Stored data entries

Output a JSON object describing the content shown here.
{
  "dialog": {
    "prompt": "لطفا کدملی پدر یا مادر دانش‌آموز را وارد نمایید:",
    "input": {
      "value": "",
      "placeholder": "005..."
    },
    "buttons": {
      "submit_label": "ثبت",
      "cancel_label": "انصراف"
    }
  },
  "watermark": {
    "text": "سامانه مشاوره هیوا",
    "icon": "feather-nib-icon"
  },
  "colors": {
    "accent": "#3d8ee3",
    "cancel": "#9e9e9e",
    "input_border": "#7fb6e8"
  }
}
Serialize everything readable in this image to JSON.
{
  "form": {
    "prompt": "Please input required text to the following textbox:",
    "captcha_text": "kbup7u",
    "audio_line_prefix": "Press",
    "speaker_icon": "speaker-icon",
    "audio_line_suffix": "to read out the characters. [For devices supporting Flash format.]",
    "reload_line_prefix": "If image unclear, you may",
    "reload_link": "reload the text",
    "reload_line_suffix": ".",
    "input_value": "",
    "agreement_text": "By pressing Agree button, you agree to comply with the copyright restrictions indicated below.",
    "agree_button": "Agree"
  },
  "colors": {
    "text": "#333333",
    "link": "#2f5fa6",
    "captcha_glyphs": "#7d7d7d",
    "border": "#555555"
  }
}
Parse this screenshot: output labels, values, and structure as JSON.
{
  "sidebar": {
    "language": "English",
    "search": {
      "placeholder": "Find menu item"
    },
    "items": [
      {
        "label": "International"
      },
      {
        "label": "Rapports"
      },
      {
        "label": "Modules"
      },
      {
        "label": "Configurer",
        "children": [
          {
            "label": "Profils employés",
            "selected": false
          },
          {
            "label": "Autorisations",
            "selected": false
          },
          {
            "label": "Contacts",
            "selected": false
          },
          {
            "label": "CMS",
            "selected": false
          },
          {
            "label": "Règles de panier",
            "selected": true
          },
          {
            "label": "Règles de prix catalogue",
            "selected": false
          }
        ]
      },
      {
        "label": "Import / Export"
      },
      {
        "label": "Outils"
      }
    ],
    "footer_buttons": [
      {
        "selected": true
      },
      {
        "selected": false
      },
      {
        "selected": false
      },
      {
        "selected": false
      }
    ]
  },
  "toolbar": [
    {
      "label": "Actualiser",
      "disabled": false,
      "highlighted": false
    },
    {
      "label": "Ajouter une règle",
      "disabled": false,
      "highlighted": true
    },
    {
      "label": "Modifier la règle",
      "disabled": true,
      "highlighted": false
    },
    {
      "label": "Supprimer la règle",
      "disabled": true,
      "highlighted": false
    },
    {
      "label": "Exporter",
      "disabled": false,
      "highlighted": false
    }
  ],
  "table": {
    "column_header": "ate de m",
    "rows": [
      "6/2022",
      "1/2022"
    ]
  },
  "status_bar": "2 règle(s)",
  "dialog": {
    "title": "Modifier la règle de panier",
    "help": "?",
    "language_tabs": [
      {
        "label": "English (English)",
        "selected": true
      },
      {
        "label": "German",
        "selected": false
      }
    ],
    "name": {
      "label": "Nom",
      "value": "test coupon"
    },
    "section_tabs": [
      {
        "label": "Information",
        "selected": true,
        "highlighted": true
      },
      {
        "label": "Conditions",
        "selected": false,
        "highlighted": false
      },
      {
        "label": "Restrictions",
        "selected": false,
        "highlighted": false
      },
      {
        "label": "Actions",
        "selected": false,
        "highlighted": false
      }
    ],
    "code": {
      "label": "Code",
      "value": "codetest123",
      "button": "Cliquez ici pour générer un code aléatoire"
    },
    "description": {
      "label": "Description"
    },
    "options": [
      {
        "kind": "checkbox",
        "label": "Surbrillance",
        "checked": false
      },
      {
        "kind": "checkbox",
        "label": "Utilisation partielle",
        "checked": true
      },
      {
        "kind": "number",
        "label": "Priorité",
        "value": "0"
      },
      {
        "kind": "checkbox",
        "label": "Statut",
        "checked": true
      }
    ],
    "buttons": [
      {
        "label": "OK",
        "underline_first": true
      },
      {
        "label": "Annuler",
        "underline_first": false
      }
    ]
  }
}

*TASK*.
Sift the material for lines with the string "image". Copy each one found.

*RESULT*.
Serialize everything readable in this image to JSON.
    "reload_line_prefix": "If image unclear, you may",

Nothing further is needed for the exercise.